TASK: Write the records below out again exactly as given, with no images.

Data entries
########

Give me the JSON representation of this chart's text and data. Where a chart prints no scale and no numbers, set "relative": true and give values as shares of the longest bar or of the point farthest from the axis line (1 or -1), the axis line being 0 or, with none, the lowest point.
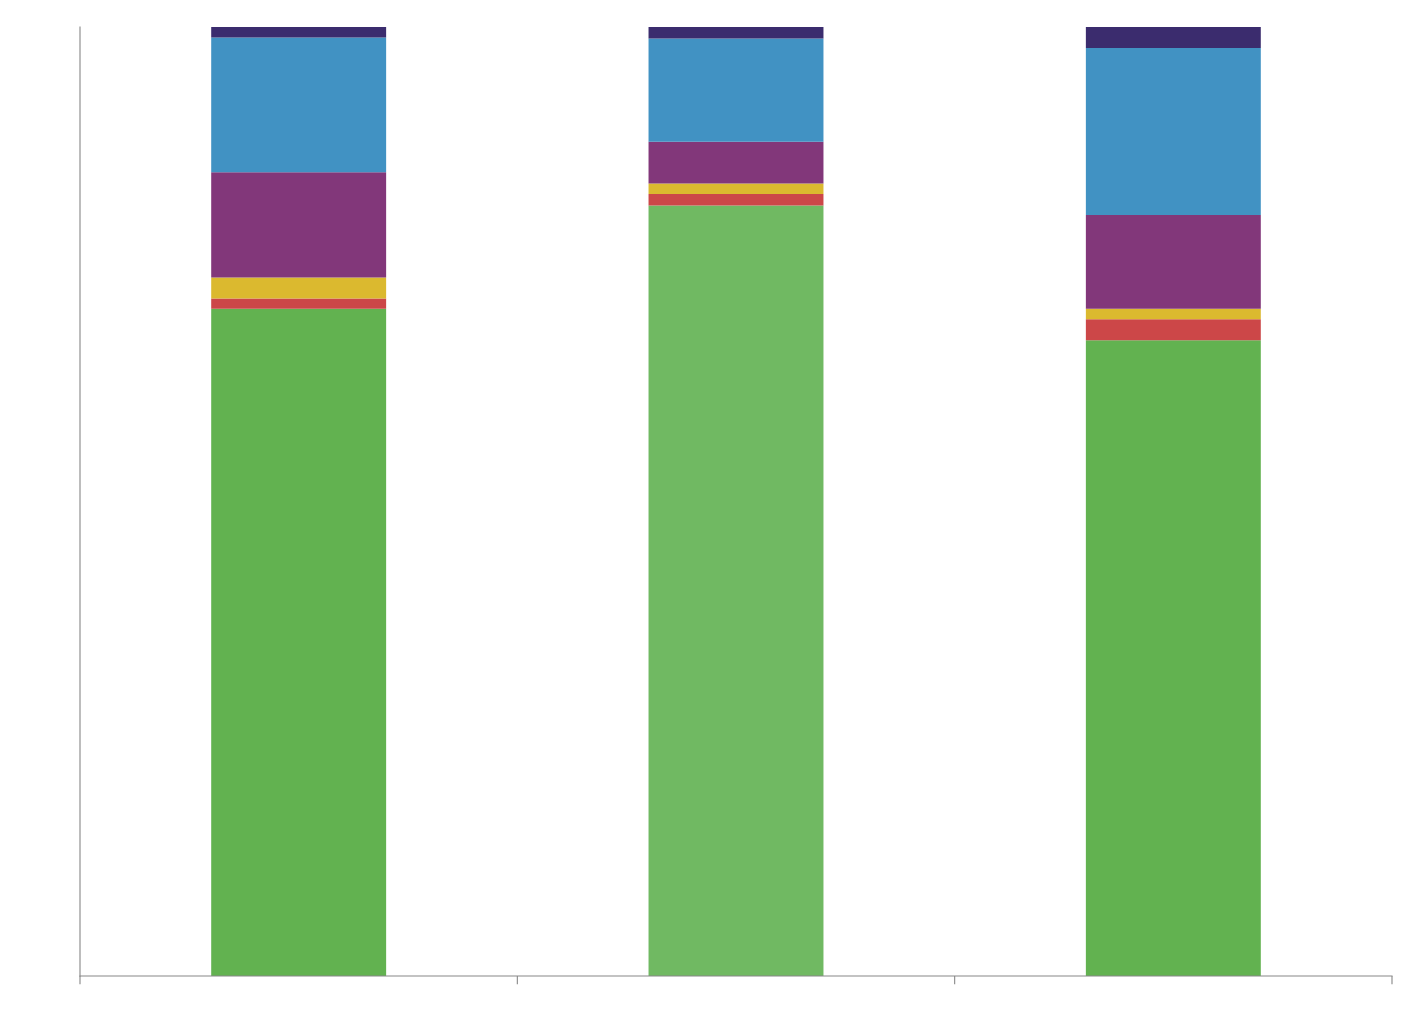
{
  "chart_data": {
    "type": "bar",
    "stacked": true,
    "relative": true,
    "categories": [
      null,
      null,
      null
    ],
    "series": [
      {
        "color": "#62b250",
        "colors": [
          "#62b250",
          "#70b962",
          "#62b250"
        ],
        "values": [
          0.703,
          0.812,
          0.67
        ]
      },
      {
        "color": "#cc4748",
        "values": [
          0.011,
          0.012,
          0.022
        ]
      },
      {
        "color": "#dbb92f",
        "values": [
          0.022,
          0.011,
          0.011
        ]
      },
      {
        "color": "#82377a",
        "values": [
          0.111,
          0.044,
          0.099
        ]
      },
      {
        "color": "#4192c3",
        "values": [
          0.142,
          0.109,
          0.176
        ]
      },
      {
        "color": "#3b2c6e",
        "values": [
          0.011,
          0.012,
          0.022
        ]
      }
    ]
  }
}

########

RESPONSE:
Give me the JSON representation of this chart's text and data. Where a chart prints no scale and no numbers, set "relative": true and give values as shares of the longest bar or of the point farthest from the axis line (1 or -1), the axis line being 0 or, with none, the lowest point.
{
  "chart_data": {
    "type": "bar",
    "stacked": true,
    "relative": true,
    "categories": [
      null,
      null,
      null
    ],
    "series": [
      {
        "color": "#62b250",
        "colors": [
          "#62b250",
          "#70b962",
          "#62b250"
        ],
        "values": [
          0.703,
          0.812,
          0.67
        ]
      },
      {
        "color": "#cc4748",
        "values": [
          0.011,
          0.012,
          0.022
        ]
      },
      {
        "color": "#dbb92f",
        "values": [
          0.022,
          0.011,
          0.011
        ]
      },
      {
        "color": "#82377a",
        "values": [
          0.111,
          0.044,
          0.099
        ]
      },
      {
        "color": "#4192c3",
        "values": [
          0.142,
          0.109,
          0.176
        ]
      },
      {
        "color": "#3b2c6e",
        "values": [
          0.011,
          0.012,
          0.022
        ]
      }
    ]
  }
}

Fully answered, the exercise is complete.